Written task ▸
Pull every line containing "removeEventListener" from the entries.

+===+

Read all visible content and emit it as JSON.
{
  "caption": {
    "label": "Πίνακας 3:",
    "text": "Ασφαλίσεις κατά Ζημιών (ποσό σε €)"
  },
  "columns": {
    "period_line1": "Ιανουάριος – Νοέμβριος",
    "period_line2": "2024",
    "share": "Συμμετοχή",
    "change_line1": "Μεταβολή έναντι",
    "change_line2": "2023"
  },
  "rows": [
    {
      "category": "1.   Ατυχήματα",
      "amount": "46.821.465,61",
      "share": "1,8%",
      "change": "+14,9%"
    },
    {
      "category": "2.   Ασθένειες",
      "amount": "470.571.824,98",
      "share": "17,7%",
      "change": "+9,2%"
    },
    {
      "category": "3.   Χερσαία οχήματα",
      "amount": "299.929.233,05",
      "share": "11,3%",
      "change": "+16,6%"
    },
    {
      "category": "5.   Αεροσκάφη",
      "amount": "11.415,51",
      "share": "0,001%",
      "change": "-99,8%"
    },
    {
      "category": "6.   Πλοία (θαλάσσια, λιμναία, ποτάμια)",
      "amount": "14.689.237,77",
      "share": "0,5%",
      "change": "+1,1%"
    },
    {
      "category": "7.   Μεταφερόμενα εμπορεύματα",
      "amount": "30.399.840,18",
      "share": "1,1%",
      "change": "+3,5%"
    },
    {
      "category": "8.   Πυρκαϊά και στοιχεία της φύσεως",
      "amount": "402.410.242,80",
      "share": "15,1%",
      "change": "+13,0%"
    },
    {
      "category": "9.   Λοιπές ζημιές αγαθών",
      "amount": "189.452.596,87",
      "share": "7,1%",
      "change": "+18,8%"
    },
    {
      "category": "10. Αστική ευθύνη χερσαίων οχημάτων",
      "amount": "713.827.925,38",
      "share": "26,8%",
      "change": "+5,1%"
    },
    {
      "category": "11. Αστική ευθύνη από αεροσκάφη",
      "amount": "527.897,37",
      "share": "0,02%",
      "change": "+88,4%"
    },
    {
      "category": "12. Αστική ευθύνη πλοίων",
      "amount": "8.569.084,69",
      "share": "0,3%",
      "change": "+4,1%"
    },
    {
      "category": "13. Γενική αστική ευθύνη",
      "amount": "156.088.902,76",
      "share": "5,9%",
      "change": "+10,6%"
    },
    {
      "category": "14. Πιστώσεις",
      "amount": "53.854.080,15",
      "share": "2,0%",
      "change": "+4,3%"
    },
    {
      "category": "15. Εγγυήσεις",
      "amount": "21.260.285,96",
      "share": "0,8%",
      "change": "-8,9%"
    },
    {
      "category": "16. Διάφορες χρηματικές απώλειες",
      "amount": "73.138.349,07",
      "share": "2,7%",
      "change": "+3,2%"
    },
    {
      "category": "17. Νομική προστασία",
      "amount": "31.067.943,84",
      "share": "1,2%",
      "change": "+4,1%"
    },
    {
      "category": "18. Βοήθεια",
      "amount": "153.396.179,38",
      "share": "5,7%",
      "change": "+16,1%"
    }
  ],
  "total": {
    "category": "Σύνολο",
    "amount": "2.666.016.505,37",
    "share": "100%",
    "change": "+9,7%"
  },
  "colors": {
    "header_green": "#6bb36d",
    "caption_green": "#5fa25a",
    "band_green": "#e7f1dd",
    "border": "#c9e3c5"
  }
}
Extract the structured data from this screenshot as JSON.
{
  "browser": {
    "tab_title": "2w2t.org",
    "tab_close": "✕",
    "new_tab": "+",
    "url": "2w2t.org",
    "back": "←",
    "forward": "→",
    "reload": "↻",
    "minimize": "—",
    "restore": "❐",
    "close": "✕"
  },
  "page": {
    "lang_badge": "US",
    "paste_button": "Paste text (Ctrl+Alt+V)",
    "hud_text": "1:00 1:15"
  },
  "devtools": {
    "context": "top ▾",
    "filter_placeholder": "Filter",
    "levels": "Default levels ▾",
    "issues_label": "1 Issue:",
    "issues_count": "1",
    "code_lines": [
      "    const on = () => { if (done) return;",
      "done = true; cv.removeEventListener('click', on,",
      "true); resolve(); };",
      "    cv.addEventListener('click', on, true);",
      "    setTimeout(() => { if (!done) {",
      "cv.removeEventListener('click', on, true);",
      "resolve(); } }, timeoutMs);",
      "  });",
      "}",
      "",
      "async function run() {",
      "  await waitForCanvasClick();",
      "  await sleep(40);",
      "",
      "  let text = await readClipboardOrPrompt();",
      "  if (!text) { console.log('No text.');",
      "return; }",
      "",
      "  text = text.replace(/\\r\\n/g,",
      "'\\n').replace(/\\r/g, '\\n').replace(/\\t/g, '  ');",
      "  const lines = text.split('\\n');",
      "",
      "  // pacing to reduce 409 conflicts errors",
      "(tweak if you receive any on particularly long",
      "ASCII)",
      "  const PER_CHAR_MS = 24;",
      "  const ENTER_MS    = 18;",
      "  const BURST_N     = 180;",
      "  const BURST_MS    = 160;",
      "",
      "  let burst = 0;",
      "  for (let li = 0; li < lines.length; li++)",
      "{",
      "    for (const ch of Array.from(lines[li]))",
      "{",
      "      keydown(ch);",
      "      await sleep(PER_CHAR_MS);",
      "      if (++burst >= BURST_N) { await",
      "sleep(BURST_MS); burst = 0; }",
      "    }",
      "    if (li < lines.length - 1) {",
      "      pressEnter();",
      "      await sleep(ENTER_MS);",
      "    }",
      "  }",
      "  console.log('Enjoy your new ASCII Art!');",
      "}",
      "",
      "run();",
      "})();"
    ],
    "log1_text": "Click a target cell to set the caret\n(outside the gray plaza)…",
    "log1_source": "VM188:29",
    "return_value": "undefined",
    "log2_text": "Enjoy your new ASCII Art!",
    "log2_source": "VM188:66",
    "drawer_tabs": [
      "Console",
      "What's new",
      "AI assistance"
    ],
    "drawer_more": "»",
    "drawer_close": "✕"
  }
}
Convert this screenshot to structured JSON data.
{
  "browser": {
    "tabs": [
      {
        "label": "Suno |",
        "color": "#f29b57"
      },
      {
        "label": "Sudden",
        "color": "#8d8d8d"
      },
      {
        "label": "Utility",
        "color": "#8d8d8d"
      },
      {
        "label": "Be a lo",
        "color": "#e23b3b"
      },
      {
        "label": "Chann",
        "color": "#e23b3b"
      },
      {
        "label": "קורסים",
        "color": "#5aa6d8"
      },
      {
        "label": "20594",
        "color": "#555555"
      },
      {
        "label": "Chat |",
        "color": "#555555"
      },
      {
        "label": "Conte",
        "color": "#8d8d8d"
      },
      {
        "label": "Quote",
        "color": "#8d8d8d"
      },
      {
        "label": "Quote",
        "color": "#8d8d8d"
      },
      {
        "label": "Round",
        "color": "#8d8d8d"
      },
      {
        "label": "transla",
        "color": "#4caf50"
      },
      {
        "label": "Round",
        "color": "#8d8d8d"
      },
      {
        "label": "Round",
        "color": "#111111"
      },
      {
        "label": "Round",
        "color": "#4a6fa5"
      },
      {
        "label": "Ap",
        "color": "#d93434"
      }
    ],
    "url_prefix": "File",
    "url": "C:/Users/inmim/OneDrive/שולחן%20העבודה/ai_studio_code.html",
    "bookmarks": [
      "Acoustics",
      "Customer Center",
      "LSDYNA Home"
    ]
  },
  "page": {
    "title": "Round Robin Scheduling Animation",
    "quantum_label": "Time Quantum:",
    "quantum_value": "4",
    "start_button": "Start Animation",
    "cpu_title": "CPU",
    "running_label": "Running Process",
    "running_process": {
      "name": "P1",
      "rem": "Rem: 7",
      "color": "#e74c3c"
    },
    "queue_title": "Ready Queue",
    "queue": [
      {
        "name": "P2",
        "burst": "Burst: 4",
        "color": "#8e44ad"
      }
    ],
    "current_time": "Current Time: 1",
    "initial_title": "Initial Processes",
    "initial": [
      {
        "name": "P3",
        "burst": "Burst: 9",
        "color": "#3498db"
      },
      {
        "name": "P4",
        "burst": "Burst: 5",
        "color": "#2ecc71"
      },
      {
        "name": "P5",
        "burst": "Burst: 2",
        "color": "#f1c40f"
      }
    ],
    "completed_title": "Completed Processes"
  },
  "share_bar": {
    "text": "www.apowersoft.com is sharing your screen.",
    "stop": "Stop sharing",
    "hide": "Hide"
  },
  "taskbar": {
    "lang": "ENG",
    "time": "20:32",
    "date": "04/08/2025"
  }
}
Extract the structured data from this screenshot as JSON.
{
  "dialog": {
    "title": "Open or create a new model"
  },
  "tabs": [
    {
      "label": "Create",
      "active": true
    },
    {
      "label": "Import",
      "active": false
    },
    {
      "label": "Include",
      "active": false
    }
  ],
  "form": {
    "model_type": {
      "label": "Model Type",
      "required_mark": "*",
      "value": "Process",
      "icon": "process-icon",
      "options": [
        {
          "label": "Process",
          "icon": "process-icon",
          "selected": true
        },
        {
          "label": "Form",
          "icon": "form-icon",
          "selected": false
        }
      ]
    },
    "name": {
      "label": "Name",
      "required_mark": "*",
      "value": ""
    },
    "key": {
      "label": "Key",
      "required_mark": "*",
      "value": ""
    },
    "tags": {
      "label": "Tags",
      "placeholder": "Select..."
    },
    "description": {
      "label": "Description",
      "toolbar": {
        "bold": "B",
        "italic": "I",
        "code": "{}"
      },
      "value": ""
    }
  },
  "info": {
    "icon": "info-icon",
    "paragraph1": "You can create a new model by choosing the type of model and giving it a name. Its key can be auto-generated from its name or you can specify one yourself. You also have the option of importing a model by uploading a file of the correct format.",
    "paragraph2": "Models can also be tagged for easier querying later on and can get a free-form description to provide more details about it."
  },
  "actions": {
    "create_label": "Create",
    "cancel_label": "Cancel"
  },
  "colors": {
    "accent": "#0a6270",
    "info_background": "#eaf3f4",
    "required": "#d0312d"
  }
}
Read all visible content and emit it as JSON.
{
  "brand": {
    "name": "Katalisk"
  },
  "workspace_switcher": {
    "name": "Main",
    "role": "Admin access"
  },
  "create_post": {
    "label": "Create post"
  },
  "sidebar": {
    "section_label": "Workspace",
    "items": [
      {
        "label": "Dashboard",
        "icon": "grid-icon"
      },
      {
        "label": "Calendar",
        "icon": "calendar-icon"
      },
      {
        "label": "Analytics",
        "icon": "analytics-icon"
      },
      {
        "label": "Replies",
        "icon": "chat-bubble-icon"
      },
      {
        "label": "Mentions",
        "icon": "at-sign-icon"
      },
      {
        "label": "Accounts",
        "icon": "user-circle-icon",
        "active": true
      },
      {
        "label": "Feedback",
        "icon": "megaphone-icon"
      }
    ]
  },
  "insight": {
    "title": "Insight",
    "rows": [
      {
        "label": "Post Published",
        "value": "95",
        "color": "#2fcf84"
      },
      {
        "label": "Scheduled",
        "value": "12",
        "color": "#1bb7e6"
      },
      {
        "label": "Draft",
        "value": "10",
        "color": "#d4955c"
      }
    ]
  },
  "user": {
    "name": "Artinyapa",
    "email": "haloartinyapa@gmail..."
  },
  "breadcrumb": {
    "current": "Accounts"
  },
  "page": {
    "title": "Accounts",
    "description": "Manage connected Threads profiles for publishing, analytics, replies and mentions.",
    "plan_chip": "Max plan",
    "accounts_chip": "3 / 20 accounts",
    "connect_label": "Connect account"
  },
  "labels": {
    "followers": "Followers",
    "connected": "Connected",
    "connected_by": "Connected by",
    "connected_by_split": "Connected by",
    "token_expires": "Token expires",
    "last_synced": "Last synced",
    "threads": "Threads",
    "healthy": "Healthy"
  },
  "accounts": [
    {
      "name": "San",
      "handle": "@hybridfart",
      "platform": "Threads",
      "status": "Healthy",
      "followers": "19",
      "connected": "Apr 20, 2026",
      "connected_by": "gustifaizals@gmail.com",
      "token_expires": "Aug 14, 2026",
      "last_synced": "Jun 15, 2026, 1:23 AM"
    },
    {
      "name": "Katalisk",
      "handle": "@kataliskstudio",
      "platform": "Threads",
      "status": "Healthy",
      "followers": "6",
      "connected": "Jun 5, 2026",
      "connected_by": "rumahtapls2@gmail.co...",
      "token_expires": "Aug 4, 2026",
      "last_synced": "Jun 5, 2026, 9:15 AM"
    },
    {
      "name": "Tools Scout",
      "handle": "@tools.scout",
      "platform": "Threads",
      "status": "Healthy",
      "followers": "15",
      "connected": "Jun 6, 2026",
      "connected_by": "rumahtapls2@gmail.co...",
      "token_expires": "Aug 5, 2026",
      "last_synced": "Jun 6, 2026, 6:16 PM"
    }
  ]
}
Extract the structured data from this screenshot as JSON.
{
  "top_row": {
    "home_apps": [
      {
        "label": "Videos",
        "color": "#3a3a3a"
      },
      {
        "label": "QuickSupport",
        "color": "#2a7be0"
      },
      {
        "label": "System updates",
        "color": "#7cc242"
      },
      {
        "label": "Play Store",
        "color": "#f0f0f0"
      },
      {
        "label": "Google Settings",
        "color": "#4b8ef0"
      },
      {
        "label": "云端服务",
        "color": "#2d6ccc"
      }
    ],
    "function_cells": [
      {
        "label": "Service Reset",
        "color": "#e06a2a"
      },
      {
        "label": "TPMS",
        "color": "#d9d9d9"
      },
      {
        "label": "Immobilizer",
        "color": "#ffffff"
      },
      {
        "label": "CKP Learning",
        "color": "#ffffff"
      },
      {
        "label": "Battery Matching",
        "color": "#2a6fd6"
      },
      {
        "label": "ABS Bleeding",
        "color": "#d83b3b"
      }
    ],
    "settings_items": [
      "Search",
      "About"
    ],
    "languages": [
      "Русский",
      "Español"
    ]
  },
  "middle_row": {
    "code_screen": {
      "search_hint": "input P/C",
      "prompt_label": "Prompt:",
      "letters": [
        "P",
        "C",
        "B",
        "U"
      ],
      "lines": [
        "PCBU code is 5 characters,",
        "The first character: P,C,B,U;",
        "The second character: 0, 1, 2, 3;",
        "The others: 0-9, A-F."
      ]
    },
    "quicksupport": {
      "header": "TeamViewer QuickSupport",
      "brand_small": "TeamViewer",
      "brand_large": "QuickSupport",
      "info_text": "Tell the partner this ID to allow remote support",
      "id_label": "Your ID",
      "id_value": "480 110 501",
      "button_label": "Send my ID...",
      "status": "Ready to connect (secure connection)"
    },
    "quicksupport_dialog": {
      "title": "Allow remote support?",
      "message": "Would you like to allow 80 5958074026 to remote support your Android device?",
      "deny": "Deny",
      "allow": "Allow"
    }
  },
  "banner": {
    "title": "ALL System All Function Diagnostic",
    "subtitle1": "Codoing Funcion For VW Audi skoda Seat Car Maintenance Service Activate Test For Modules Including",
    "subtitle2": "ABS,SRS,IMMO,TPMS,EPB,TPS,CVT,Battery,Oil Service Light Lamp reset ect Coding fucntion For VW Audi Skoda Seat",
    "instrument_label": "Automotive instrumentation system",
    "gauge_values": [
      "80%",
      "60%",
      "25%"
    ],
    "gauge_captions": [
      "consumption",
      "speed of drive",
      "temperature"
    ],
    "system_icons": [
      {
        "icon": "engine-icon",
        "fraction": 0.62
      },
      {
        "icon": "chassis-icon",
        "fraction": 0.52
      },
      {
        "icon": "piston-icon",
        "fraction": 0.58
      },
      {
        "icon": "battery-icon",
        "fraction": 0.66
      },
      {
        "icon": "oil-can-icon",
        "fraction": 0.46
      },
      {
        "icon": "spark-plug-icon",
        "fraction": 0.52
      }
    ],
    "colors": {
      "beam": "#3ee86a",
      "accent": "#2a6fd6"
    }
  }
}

+===+

Response ▸
      "done = true; cv.removeEventListener('click', on,",
      "cv.removeEventListener('click', on, true);",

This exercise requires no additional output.